>> BEGIN Data section

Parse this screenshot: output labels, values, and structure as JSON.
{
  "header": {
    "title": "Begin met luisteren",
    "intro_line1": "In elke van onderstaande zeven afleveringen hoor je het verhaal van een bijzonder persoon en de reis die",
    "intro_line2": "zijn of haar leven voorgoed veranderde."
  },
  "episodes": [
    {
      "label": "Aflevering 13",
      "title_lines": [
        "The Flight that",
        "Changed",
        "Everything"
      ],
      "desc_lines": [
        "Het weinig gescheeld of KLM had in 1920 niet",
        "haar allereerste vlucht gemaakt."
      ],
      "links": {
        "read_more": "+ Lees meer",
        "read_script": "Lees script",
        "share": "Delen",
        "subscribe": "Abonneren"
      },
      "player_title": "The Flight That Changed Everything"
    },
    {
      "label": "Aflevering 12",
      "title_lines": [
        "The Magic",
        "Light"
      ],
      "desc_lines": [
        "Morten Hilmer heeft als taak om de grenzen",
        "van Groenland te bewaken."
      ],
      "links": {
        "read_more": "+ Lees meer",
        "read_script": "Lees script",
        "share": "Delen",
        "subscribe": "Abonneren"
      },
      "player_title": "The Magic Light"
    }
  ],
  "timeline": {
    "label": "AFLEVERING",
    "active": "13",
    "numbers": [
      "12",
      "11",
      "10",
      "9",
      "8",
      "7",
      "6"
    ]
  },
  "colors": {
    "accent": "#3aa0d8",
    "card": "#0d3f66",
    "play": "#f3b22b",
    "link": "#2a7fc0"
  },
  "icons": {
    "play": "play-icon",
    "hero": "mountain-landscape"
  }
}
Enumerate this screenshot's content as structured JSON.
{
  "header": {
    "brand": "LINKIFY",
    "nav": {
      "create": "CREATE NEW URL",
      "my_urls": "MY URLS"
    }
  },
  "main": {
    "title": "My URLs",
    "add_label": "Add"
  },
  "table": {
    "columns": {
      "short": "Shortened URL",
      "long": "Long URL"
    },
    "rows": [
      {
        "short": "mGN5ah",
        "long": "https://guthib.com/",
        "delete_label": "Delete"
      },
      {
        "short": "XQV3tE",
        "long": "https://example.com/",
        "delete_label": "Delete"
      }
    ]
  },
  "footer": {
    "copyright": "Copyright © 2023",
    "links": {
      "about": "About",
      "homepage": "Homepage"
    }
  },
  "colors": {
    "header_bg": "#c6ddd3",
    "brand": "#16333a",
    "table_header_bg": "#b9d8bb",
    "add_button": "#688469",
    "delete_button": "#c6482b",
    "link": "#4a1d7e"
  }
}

>> END Data section

> **What is expected**
Copy exactly, word for word, the line with "Enumerate this screenshot's" through the final line of the listing.

> **Output**
Enumerate this screenshot's content as structured JSON.
{
  "header": {
    "brand": "LINKIFY",
    "nav": {
      "create": "CREATE NEW URL",
      "my_urls": "MY URLS"
    }
  },
  "main": {
    "title": "My URLs",
    "add_label": "Add"
  },
  "table": {
    "columns": {
      "short": "Shortened URL",
      "long": "Long URL"
    },
    "rows": [
      {
        "short": "mGN5ah",
        "long": "https://guthib.com/",
        "delete_label": "Delete"
      },
      {
        "short": "XQV3tE",
        "long": "https://example.com/",
        "delete_label": "Delete"
      }
    ]
  },
  "footer": {
    "copyright": "Copyright © 2023",
    "links": {
      "about": "About",
      "homepage": "Homepage"
    }
  },
  "colors": {
    "header_bg": "#c6ddd3",
    "brand": "#16333a",
    "table_header_bg": "#b9d8bb",
    "add_button": "#688469",
    "delete_button": "#c6482b",
    "link": "#4a1d7e"
  }
}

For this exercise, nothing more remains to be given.